Repeat the material verbatim and drop the pictures.
### Source records
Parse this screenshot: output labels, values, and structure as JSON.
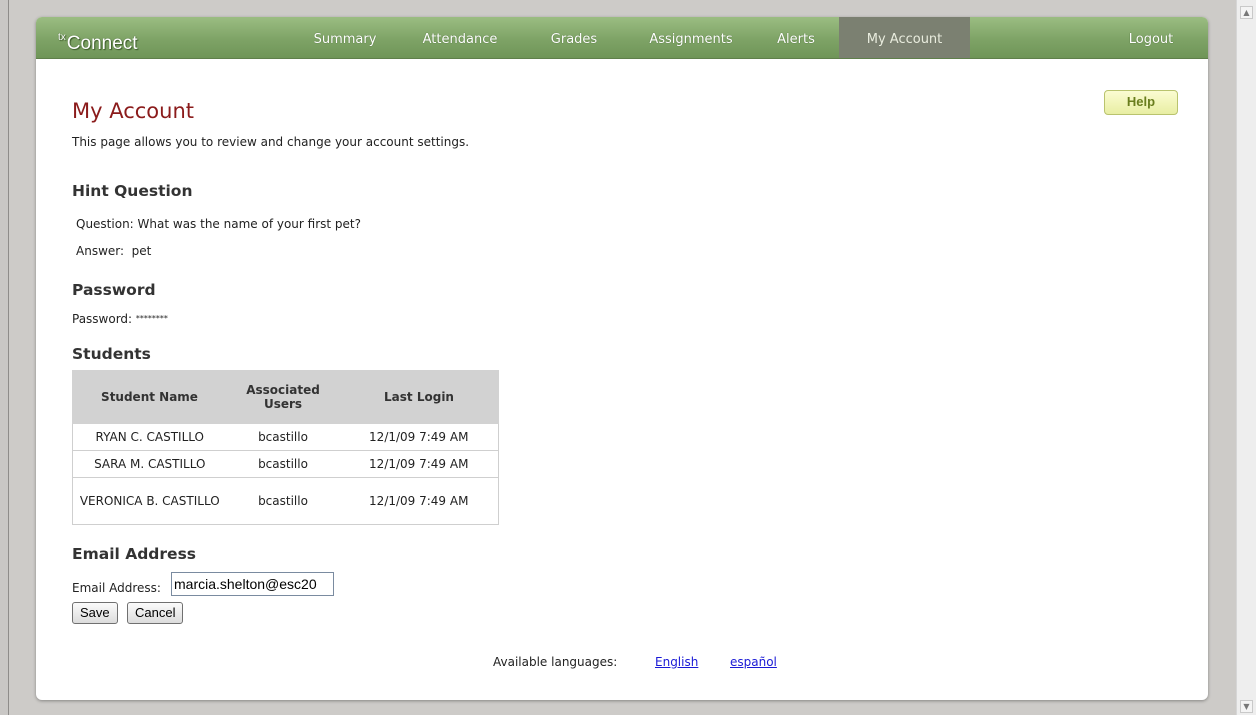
{
  "app": {
    "logo_prefix": "tx",
    "logo_text": "Connect"
  },
  "nav": {
    "items": [
      {
        "label": "Summary"
      },
      {
        "label": "Attendance"
      },
      {
        "label": "Grades"
      },
      {
        "label": "Assignments"
      },
      {
        "label": "Alerts"
      },
      {
        "label": "My Account",
        "active": true
      }
    ],
    "logout": "Logout"
  },
  "help_label": "Help",
  "page": {
    "title": "My Account",
    "intro": "This page allows you to review and change your account settings."
  },
  "hint": {
    "heading": "Hint Question",
    "question_label": "Question:",
    "question": "What was the name of your first pet?",
    "answer_label": "Answer:",
    "answer": "pet"
  },
  "password": {
    "heading": "Password",
    "label": "Password:",
    "mask": "********"
  },
  "students": {
    "heading": "Students",
    "columns": [
      "Student Name",
      "Associated Users",
      "Last Login"
    ],
    "rows": [
      {
        "name": "RYAN C. CASTILLO",
        "users": "bcastillo",
        "last_login": "12/1/09 7:49 AM"
      },
      {
        "name": "SARA M. CASTILLO",
        "users": "bcastillo",
        "last_login": "12/1/09 7:49 AM"
      },
      {
        "name": "VERONICA B. CASTILLO",
        "users": "bcastillo",
        "last_login": "12/1/09 7:49 AM"
      }
    ]
  },
  "email": {
    "heading": "Email Address",
    "label": "Email Address:",
    "value": "marcia.shelton@esc20"
  },
  "buttons": {
    "save": "Save",
    "cancel": "Cancel"
  },
  "languages": {
    "label": "Available languages:",
    "english": "English",
    "spanish": "español"
  },
  "colors": {
    "nav_green": "#7ea366",
    "nav_active": "#7b8071",
    "title_red": "#8b1b1b",
    "link_blue": "#1a1ad6",
    "help_yellow": "#f4f7c0"
  }
}
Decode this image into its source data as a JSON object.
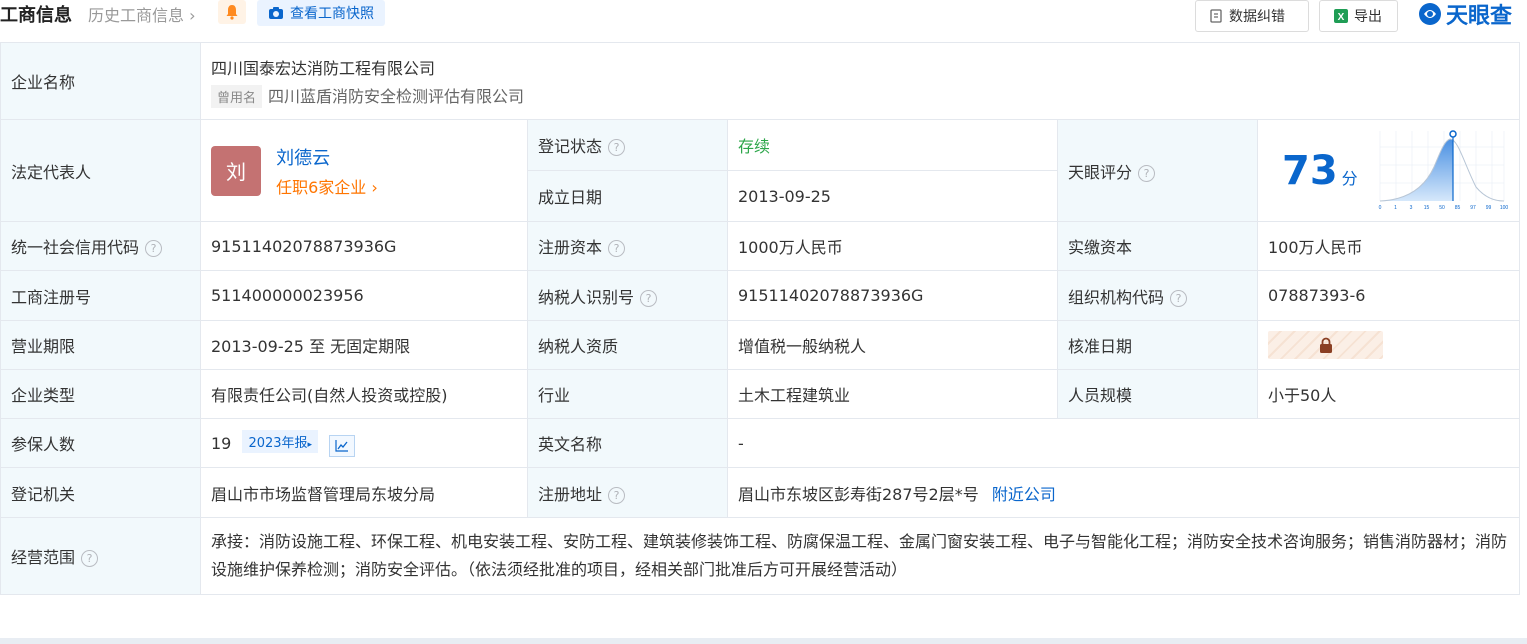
{
  "header": {
    "title": "工商信息",
    "history": "历史工商信息",
    "snapshot": "查看工商快照",
    "error_btn": "数据纠错",
    "export_btn": "导出",
    "brand": "天眼查"
  },
  "company": {
    "name_label": "企业名称",
    "name": "四川国泰宏达消防工程有限公司",
    "former_tag": "曾用名",
    "former_name": "四川蓝盾消防安全检测评估有限公司"
  },
  "rep": {
    "label": "法定代表人",
    "avatar": "刘",
    "name": "刘德云",
    "jobs": "任职6家企业"
  },
  "status": {
    "label": "登记状态",
    "value": "存续"
  },
  "found": {
    "label": "成立日期",
    "value": "2013-09-25"
  },
  "score": {
    "label": "天眼评分",
    "value": "73",
    "unit": "分",
    "axis_ticks": [
      "0",
      "1",
      "3",
      "15",
      "50",
      "85",
      "97",
      "99",
      "100"
    ]
  },
  "credit": {
    "label": "统一社会信用代码",
    "value": "91511402078873936G"
  },
  "reg_capital": {
    "label": "注册资本",
    "value": "1000万人民币"
  },
  "paid_capital": {
    "label": "实缴资本",
    "value": "100万人民币"
  },
  "reg_no": {
    "label": "工商注册号",
    "value": "511400000023956"
  },
  "taxpayer_id": {
    "label": "纳税人识别号",
    "value": "91511402078873936G"
  },
  "org_code": {
    "label": "组织机构代码",
    "value": "07887393-6"
  },
  "term": {
    "label": "营业期限",
    "value": "2013-09-25 至 无固定期限"
  },
  "tax_quality": {
    "label": "纳税人资质",
    "value": "增值税一般纳税人"
  },
  "approve_date": {
    "label": "核准日期"
  },
  "type": {
    "label": "企业类型",
    "value": "有限责任公司(自然人投资或控股)"
  },
  "industry": {
    "label": "行业",
    "value": "土木工程建筑业"
  },
  "staff": {
    "label": "人员规模",
    "value": "小于50人"
  },
  "insured": {
    "label": "参保人数",
    "value": "19",
    "year_btn": "2023年报"
  },
  "english": {
    "label": "英文名称",
    "value": "-"
  },
  "authority": {
    "label": "登记机关",
    "value": "眉山市市场监督管理局东坡分局"
  },
  "address": {
    "label": "注册地址",
    "value": "眉山市东坡区彭寿街287号2层*号",
    "nearby": "附近公司"
  },
  "scope": {
    "label": "经营范围",
    "value": "承接：消防设施工程、环保工程、机电安装工程、安防工程、建筑装修装饰工程、防腐保温工程、金属门窗安装工程、电子与智能化工程；消防安全技术咨询服务；销售消防器材；消防设施维护保养检测；消防安全评估。（依法须经批准的项目，经相关部门批准后方可开展经营活动）"
  },
  "colors": {
    "accent": "#0a66cc",
    "label_bg": "#f2f9fc",
    "green": "#2da64a",
    "orange": "#ff7500"
  }
}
######
▸ Completed task
Parse this screenshot: output labels, values, and structure as JSON.
{
  "app": {
    "logo_prefix": "tx",
    "logo_text": "Connect"
  },
  "nav": {
    "items": [
      {
        "label": "Summary"
      },
      {
        "label": "Attendance"
      },
      {
        "label": "Grades"
      },
      {
        "label": "Assignments"
      },
      {
        "label": "Alerts"
      },
      {
        "label": "My Account",
        "active": true
      }
    ],
    "logout": "Logout"
  },
  "help_label": "Help",
  "page": {
    "title": "My Account",
    "intro": "This page allows you to review and change your account settings."
  },
  "hint": {
    "heading": "Hint Question",
    "question_label": "Question:",
    "question": "What was the name of your first pet?",
    "answer_label": "Answer:",
    "answer": "pet"
  },
  "password": {
    "heading": "Password",
    "label": "Password:",
    "mask": "********"
  },
  "students": {
    "heading": "Students",
    "columns": [
      "Student Name",
      "Associated Users",
      "Last Login"
    ],
    "rows": [
      {
        "name": "RYAN C. CASTILLO",
        "users": "bcastillo",
        "last_login": "12/1/09 7:49 AM"
      },
      {
        "name": "SARA M. CASTILLO",
        "users": "bcastillo",
        "last_login": "12/1/09 7:49 AM"
      },
      {
        "name": "VERONICA B. CASTILLO",
        "users": "bcastillo",
        "last_login": "12/1/09 7:49 AM"
      }
    ]
  },
  "email": {
    "heading": "Email Address",
    "label": "Email Address:",
    "value": "marcia.shelton@esc20"
  },
  "buttons": {
    "save": "Save",
    "cancel": "Cancel"
  },
  "languages": {
    "label": "Available languages:",
    "english": "English",
    "spanish": "español"
  },
  "colors": {
    "nav_green": "#7ea366",
    "nav_active": "#7b8071",
    "title_red": "#8b1b1b",
    "link_blue": "#1a1ad6",
    "help_yellow": "#f4f7c0"
  }
}
Decode this image into its source data as a JSON object.
{
  "header": {
    "title": "工商信息",
    "history": "历史工商信息",
    "snapshot": "查看工商快照",
    "error_btn": "数据纠错",
    "export_btn": "导出",
    "brand": "天眼查"
  },
  "company": {
    "name_label": "企业名称",
    "name": "四川国泰宏达消防工程有限公司",
    "former_tag": "曾用名",
    "former_name": "四川蓝盾消防安全检测评估有限公司"
  },
  "rep": {
    "label": "法定代表人",
    "avatar": "刘",
    "name": "刘德云",
    "jobs": "任职6家企业"
  },
  "status": {
    "label": "登记状态",
    "value": "存续"
  },
  "found": {
    "label": "成立日期",
    "value": "2013-09-25"
  },
  "score": {
    "label": "天眼评分",
    "value": "73",
    "unit": "分",
    "axis_ticks": [
      "0",
      "1",
      "3",
      "15",
      "50",
      "85",
      "97",
      "99",
      "100"
    ]
  },
  "credit": {
    "label": "统一社会信用代码",
    "value": "91511402078873936G"
  },
  "reg_capital": {
    "label": "注册资本",
    "value": "1000万人民币"
  },
  "paid_capital": {
    "label": "实缴资本",
    "value": "100万人民币"
  },
  "reg_no": {
    "label": "工商注册号",
    "value": "511400000023956"
  },
  "taxpayer_id": {
    "label": "纳税人识别号",
    "value": "91511402078873936G"
  },
  "org_code": {
    "label": "组织机构代码",
    "value": "07887393-6"
  },
  "term": {
    "label": "营业期限",
    "value": "2013-09-25 至 无固定期限"
  },
  "tax_quality": {
    "label": "纳税人资质",
    "value": "增值税一般纳税人"
  },
  "approve_date": {
    "label": "核准日期"
  },
  "type": {
    "label": "企业类型",
    "value": "有限责任公司(自然人投资或控股)"
  },
  "industry": {
    "label": "行业",
    "value": "土木工程建筑业"
  },
  "staff": {
    "label": "人员规模",
    "value": "小于50人"
  },
  "insured": {
    "label": "参保人数",
    "value": "19",
    "year_btn": "2023年报"
  },
  "english": {
    "label": "英文名称",
    "value": "-"
  },
  "authority": {
    "label": "登记机关",
    "value": "眉山市市场监督管理局东坡分局"
  },
  "address": {
    "label": "注册地址",
    "value": "眉山市东坡区彭寿街287号2层*号",
    "nearby": "附近公司"
  },
  "scope": {
    "label": "经营范围",
    "value": "承接：消防设施工程、环保工程、机电安装工程、安防工程、建筑装修装饰工程、防腐保温工程、金属门窗安装工程、电子与智能化工程；消防安全技术咨询服务；销售消防器材；消防设施维护保养检测；消防安全评估。（依法须经批准的项目，经相关部门批准后方可开展经营活动）"
  },
  "colors": {
    "accent": "#0a66cc",
    "label_bg": "#f2f9fc",
    "green": "#2da64a",
    "orange": "#ff7500"
  }
}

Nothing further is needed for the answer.